▸ **Given instruction**:
Reproduce the data exactly and drop any pictures it holds.

▸ **Information supplied**:
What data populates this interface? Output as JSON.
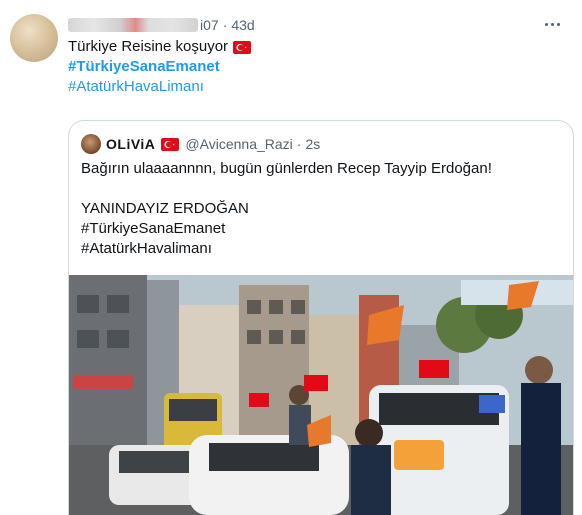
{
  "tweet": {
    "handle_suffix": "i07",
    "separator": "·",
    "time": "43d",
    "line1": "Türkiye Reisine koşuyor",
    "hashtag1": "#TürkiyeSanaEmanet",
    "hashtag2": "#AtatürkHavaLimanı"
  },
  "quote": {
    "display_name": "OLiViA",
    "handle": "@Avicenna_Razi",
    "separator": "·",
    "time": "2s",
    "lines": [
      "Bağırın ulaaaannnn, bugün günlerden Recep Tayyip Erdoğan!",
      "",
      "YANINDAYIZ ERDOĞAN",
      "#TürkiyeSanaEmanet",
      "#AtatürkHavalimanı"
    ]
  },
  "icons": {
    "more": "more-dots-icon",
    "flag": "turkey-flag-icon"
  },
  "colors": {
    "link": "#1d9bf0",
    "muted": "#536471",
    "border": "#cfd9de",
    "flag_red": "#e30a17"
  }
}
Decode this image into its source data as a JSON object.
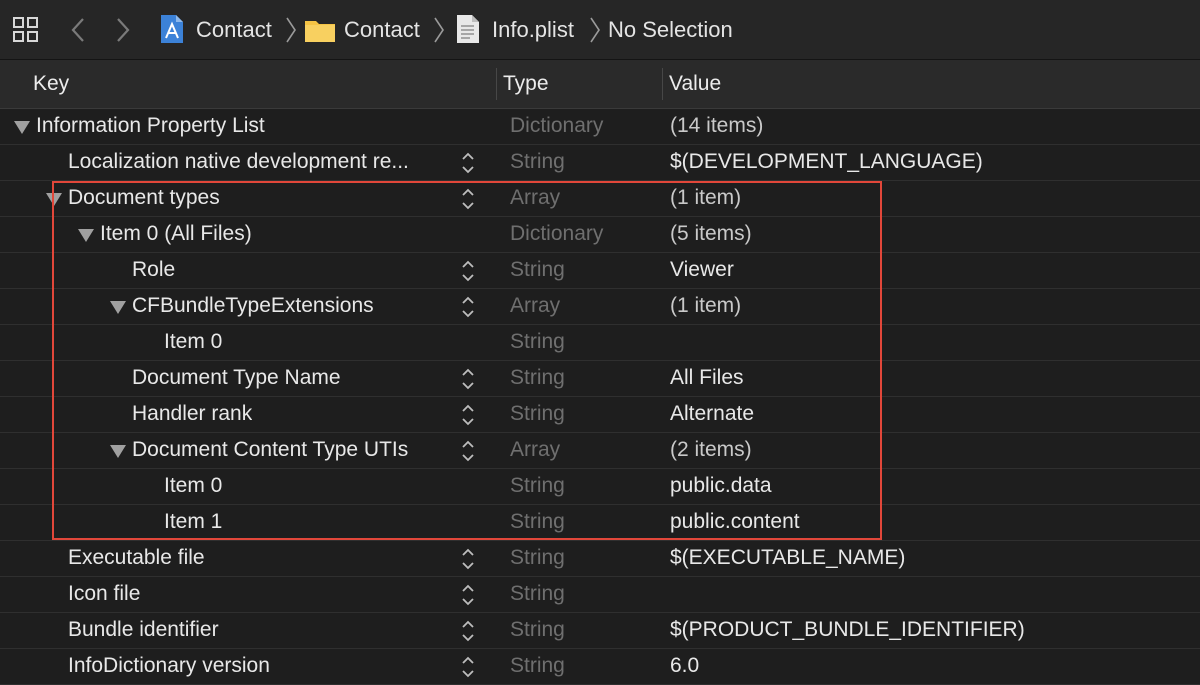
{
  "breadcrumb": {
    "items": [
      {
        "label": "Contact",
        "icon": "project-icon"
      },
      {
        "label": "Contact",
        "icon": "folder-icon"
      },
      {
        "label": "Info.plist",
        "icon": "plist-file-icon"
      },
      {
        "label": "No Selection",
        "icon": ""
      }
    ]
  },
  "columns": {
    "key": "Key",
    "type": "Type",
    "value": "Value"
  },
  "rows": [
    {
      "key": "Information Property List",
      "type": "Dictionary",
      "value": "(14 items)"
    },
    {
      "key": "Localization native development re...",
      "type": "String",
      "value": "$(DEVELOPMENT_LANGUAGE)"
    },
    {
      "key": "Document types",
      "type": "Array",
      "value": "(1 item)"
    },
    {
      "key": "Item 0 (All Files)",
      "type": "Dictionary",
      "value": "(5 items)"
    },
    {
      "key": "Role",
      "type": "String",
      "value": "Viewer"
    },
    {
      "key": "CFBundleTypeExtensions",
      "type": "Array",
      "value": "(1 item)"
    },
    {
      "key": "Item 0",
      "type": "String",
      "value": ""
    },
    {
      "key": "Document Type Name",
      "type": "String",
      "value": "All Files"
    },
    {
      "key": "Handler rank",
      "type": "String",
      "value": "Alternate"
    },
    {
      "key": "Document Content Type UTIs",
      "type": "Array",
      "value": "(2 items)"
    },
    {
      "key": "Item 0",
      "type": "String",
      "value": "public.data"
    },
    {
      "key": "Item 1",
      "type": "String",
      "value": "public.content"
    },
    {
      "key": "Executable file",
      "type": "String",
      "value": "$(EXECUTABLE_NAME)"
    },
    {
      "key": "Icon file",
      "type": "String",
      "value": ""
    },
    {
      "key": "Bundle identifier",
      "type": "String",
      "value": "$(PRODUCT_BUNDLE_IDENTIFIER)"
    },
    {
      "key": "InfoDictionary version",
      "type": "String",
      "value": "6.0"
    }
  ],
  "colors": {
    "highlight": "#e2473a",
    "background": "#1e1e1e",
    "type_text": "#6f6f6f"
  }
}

▸ **Written answer**:
What data populates this interface? Output as JSON.
{
  "tweet": {
    "handle_suffix": "i07",
    "separator": "·",
    "time": "43d",
    "line1": "Türkiye Reisine koşuyor",
    "hashtag1": "#TürkiyeSanaEmanet",
    "hashtag2": "#AtatürkHavaLimanı"
  },
  "quote": {
    "display_name": "OLiViA",
    "handle": "@Avicenna_Razi",
    "separator": "·",
    "time": "2s",
    "lines": [
      "Bağırın ulaaaannnn, bugün günlerden Recep Tayyip Erdoğan!",
      "",
      "YANINDAYIZ ERDOĞAN",
      "#TürkiyeSanaEmanet",
      "#AtatürkHavalimanı"
    ]
  },
  "icons": {
    "more": "more-dots-icon",
    "flag": "turkey-flag-icon"
  },
  "colors": {
    "link": "#1d9bf0",
    "muted": "#536471",
    "border": "#cfd9de",
    "flag_red": "#e30a17"
  }
}
Decode this image into its source data as a JSON object.
{
  "breadcrumb": {
    "items": [
      {
        "label": "Contact",
        "icon": "project-icon"
      },
      {
        "label": "Contact",
        "icon": "folder-icon"
      },
      {
        "label": "Info.plist",
        "icon": "plist-file-icon"
      },
      {
        "label": "No Selection",
        "icon": ""
      }
    ]
  },
  "columns": {
    "key": "Key",
    "type": "Type",
    "value": "Value"
  },
  "rows": [
    {
      "key": "Information Property List",
      "type": "Dictionary",
      "value": "(14 items)"
    },
    {
      "key": "Localization native development re...",
      "type": "String",
      "value": "$(DEVELOPMENT_LANGUAGE)"
    },
    {
      "key": "Document types",
      "type": "Array",
      "value": "(1 item)"
    },
    {
      "key": "Item 0 (All Files)",
      "type": "Dictionary",
      "value": "(5 items)"
    },
    {
      "key": "Role",
      "type": "String",
      "value": "Viewer"
    },
    {
      "key": "CFBundleTypeExtensions",
      "type": "Array",
      "value": "(1 item)"
    },
    {
      "key": "Item 0",
      "type": "String",
      "value": ""
    },
    {
      "key": "Document Type Name",
      "type": "String",
      "value": "All Files"
    },
    {
      "key": "Handler rank",
      "type": "String",
      "value": "Alternate"
    },
    {
      "key": "Document Content Type UTIs",
      "type": "Array",
      "value": "(2 items)"
    },
    {
      "key": "Item 0",
      "type": "String",
      "value": "public.data"
    },
    {
      "key": "Item 1",
      "type": "String",
      "value": "public.content"
    },
    {
      "key": "Executable file",
      "type": "String",
      "value": "$(EXECUTABLE_NAME)"
    },
    {
      "key": "Icon file",
      "type": "String",
      "value": ""
    },
    {
      "key": "Bundle identifier",
      "type": "String",
      "value": "$(PRODUCT_BUNDLE_IDENTIFIER)"
    },
    {
      "key": "InfoDictionary version",
      "type": "String",
      "value": "6.0"
    }
  ],
  "colors": {
    "highlight": "#e2473a",
    "background": "#1e1e1e",
    "type_text": "#6f6f6f"
  }
}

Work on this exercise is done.